- [TEXT FOR ANALYSIS]
————————
Battery terminals are the electrical contacts used to connect a load or charger to a single cell or multiple-cell battery. These terminals have a wide variety of designs, sizes, and features that are often not well documented.

==Automotive battery terminals==
Automotive batteries typically have one of three types of terminals.

In recent years, the most common design was the SAE Post, consisting of two lead posts in the shape of truncated cones, positioned on the top of the battery, with slightly different diameters to ensure correct electrical polarity.

The "JIS" type is similar to the SAE but smaller, once again positive is larger than negative but both are smaller than their SAE counterparts. Most older Japanese cars were fitted with JIS terminals.

General Motors, and other automobile manufacturers, have also begun using side-post battery terminals, which consist of two recessed female 3/8" threads (SAE 3/8-16) into which bolts or various battery terminal adapters are to be attached. These side posts are of the same size and do not prevent incorrect polarity connections.

L terminals consist of an L-shaped post with a bolt hole through the vertical side. These are used on some European cars, motorcycles, lawn and garden devices, snowmobiles, and other light-duty vehicles.

Some batteries sizes are available with terminals in many different configurations, but two main configurations are:
1. positive on left and negative on the right corner
2. negative on the left and positive on the right corner.
Terminals can also be both on the long or short side of the battery, or diagonally opposed, or in the middle.
Purchasing the wrong configuration may prevent battery cables from reaching the battery terminals.
————————
Document layout analysis data:
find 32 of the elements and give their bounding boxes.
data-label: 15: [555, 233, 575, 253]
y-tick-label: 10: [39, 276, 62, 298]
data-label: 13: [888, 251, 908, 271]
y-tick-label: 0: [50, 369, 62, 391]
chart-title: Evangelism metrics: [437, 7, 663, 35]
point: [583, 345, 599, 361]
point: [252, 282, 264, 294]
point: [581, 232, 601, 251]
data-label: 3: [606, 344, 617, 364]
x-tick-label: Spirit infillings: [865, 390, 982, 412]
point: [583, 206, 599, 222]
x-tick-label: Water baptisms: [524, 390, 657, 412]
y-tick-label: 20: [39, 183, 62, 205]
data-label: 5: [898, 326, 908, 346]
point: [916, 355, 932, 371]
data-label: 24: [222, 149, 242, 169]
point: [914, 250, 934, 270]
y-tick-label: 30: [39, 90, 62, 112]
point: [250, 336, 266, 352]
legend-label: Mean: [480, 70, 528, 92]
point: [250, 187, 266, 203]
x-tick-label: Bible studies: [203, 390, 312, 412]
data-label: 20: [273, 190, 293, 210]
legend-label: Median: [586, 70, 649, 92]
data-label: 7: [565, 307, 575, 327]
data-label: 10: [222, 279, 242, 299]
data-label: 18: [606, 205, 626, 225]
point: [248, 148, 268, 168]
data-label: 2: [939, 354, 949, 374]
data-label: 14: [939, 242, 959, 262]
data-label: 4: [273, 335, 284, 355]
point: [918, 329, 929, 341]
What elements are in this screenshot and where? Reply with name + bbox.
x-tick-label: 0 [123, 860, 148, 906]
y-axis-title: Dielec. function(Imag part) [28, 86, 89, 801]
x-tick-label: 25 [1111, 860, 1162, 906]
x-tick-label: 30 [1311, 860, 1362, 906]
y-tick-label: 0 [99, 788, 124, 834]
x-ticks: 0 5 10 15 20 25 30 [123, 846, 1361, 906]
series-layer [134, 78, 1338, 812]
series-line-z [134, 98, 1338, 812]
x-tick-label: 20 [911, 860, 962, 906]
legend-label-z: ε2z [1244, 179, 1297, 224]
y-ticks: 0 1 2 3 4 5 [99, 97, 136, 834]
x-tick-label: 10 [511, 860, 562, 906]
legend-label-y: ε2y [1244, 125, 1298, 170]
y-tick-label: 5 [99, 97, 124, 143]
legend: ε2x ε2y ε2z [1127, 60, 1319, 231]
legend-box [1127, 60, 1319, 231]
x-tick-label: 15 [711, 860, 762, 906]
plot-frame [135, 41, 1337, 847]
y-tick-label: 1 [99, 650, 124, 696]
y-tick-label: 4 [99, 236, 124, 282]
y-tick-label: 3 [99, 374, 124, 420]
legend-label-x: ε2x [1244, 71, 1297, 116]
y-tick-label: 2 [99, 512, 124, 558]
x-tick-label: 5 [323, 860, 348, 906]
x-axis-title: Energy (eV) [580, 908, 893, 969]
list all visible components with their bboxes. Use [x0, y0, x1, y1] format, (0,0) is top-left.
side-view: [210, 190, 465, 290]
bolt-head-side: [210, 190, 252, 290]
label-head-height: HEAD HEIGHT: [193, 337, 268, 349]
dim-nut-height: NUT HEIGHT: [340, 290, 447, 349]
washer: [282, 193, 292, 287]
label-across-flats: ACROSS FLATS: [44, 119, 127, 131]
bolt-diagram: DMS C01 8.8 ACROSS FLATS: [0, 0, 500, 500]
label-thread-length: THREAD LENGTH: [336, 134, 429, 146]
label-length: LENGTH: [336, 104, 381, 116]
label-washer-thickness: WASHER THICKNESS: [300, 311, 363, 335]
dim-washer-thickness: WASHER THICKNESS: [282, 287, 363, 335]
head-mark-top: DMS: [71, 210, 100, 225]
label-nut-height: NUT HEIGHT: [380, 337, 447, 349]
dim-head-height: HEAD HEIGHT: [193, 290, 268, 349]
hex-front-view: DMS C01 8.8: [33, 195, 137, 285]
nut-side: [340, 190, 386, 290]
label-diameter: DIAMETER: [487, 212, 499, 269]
————————
- [QUESTIONS]
A - Reproduce the battery terminals text between "L terminals consist" and "in the middle.", inclusive.
B - According to the battery terminals text, which type of terminal were most older Japanese cars fitted with?
C - Carry the battery terminals text forward from its final sentence.

- [YOUR WRITTEN ANSWERS]
A -
L terminals consist of an L-shaped post with a bolt hole through the vertical side. These are used on some European cars, motorcycles, lawn and garden devices, snowmobiles, and other light-duty vehicles.

Some batteries sizes are available with terminals in many different configurations, but two main configurations are:
1. positive on left and negative on the right corner
2. negative on the left and positive on the right corner.
Terminals can also be both on the long or short side of the battery, or diagonally opposed, or in the middle.

B - JIS terminals.

C -
==Marine battery terminals==
Marine batteries typically have two posts, a 3/8"-16 threaded post for the positive terminal, and a 5/16"-18 threaded post for the negative terminal.

== Zinc battery terminals ==
Zinc battery terminals are an environmentally friendly alternative to lead battery terminals. These types of battery terminals were designed as a result of environmental directives such as Proposition 65 and RoHS. Zinc battery terminals offer advantages over lead alloy-type battery terminals. These advantages include increased electrical conductivity, increased corrosion resistance, and reduced lead removal costs.

==SLA battery terminals==
The most common sizes of sealed lead acid (SLA) batteries use Faston tabs, but some larger batteries use L terminals, while some very specialized designs use other, sometimes proprietary terminals, such as older Panasonic camcorder batteries (of the type used for VHS shoulder-mounted camcorders).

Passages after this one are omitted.